**Aim of the exercise**
Where the data below has the string "this", return the whole line.

**Data items**
## BEGIN
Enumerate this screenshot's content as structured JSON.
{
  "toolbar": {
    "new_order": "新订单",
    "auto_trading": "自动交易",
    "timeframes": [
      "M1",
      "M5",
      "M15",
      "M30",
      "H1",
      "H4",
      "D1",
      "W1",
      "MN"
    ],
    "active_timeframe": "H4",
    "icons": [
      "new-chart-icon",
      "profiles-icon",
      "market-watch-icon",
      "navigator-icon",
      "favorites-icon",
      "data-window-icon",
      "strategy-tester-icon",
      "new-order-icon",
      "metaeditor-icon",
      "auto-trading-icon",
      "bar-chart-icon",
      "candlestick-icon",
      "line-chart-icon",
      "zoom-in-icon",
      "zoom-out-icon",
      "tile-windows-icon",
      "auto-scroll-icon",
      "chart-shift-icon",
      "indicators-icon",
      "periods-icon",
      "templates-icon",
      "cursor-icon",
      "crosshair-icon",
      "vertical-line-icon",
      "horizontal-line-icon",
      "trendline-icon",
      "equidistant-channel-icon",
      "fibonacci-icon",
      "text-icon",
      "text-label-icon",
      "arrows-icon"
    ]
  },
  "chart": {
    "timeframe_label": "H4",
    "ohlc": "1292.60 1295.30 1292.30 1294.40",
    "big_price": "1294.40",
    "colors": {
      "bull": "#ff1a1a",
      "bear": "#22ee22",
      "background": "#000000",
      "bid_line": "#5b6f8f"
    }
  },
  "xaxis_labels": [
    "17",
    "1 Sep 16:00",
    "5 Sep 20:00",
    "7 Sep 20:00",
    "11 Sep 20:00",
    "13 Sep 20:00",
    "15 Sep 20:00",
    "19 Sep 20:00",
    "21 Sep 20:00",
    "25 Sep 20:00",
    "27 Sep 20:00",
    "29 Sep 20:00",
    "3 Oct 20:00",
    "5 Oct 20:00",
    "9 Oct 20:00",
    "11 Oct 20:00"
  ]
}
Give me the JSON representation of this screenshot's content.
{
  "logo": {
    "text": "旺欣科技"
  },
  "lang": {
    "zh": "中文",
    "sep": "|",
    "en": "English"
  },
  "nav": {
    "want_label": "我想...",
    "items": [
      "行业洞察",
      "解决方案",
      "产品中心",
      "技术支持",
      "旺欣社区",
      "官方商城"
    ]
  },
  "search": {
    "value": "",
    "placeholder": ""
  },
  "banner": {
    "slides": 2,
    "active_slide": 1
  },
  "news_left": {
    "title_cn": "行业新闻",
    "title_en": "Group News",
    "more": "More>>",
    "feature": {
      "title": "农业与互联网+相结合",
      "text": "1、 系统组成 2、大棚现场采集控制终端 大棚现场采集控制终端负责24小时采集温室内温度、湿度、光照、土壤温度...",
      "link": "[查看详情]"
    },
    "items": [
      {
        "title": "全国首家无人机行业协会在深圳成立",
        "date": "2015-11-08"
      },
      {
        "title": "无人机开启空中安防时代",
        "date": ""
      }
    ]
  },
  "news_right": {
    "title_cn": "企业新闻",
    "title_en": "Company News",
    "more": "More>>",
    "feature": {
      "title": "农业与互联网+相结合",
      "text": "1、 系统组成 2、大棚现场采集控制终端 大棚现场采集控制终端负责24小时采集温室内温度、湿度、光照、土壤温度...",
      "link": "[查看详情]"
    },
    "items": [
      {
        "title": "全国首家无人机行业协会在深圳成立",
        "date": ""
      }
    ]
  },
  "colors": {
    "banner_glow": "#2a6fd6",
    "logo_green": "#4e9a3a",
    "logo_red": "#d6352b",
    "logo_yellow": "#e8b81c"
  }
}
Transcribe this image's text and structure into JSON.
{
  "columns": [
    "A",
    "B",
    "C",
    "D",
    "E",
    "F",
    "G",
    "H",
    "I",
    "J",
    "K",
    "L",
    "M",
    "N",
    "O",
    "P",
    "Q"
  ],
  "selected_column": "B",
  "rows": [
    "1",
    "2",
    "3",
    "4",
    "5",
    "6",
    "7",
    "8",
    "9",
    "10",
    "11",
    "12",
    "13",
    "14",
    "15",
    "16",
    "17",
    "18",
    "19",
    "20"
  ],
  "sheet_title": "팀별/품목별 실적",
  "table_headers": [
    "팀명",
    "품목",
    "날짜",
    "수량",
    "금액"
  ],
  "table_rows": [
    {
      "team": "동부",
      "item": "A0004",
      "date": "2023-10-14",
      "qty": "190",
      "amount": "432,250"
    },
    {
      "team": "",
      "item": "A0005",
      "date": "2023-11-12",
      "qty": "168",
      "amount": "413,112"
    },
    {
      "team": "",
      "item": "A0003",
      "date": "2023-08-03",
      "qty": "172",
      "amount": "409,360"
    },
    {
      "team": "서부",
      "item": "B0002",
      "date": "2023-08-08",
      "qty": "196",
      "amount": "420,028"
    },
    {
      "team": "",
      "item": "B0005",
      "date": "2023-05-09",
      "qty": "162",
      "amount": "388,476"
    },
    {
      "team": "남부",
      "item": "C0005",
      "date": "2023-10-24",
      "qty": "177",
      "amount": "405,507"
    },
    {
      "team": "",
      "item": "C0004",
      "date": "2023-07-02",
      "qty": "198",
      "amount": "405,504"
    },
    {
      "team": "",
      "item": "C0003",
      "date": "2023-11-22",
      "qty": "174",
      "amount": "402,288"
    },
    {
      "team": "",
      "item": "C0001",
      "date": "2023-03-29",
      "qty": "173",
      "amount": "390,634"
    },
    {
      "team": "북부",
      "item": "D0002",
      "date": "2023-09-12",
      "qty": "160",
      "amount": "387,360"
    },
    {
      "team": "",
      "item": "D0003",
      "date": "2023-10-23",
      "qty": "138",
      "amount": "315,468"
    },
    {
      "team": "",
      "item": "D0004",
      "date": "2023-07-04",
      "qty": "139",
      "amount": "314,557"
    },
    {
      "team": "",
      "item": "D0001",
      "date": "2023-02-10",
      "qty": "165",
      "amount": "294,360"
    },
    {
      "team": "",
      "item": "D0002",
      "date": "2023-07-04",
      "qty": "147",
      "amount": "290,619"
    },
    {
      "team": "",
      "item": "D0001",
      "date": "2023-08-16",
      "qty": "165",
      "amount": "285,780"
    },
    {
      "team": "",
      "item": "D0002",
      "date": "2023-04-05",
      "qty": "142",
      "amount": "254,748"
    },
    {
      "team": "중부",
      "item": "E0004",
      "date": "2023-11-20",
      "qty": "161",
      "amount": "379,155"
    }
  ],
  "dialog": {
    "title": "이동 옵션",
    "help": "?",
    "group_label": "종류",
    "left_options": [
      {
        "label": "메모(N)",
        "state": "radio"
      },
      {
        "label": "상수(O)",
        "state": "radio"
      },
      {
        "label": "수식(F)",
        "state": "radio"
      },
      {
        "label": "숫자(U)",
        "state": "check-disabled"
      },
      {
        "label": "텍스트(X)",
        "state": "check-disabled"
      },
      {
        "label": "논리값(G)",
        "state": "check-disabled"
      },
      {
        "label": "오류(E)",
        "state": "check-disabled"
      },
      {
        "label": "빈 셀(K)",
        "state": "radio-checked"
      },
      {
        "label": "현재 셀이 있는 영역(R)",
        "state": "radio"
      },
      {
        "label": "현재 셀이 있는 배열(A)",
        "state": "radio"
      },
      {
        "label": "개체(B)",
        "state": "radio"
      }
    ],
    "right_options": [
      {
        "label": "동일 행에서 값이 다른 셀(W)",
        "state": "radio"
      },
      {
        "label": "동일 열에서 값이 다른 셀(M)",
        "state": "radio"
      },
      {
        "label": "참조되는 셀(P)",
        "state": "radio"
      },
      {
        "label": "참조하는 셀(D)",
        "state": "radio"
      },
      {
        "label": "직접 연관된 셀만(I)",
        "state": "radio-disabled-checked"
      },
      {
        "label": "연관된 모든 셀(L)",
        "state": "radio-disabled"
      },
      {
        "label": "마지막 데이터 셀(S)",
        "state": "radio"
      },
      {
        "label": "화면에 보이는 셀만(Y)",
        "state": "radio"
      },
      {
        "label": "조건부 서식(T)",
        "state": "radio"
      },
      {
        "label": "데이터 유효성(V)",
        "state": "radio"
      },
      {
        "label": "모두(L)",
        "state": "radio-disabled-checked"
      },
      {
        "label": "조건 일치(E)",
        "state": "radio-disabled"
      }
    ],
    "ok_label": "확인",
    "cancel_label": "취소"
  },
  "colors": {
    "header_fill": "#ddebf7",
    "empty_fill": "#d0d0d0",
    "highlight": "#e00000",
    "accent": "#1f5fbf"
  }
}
## END
**Complete output**
Enumerate this screenshot's content as structured JSON.
Give me the JSON representation of this screenshot's content.
Transcribe this image's text and structure into JSON.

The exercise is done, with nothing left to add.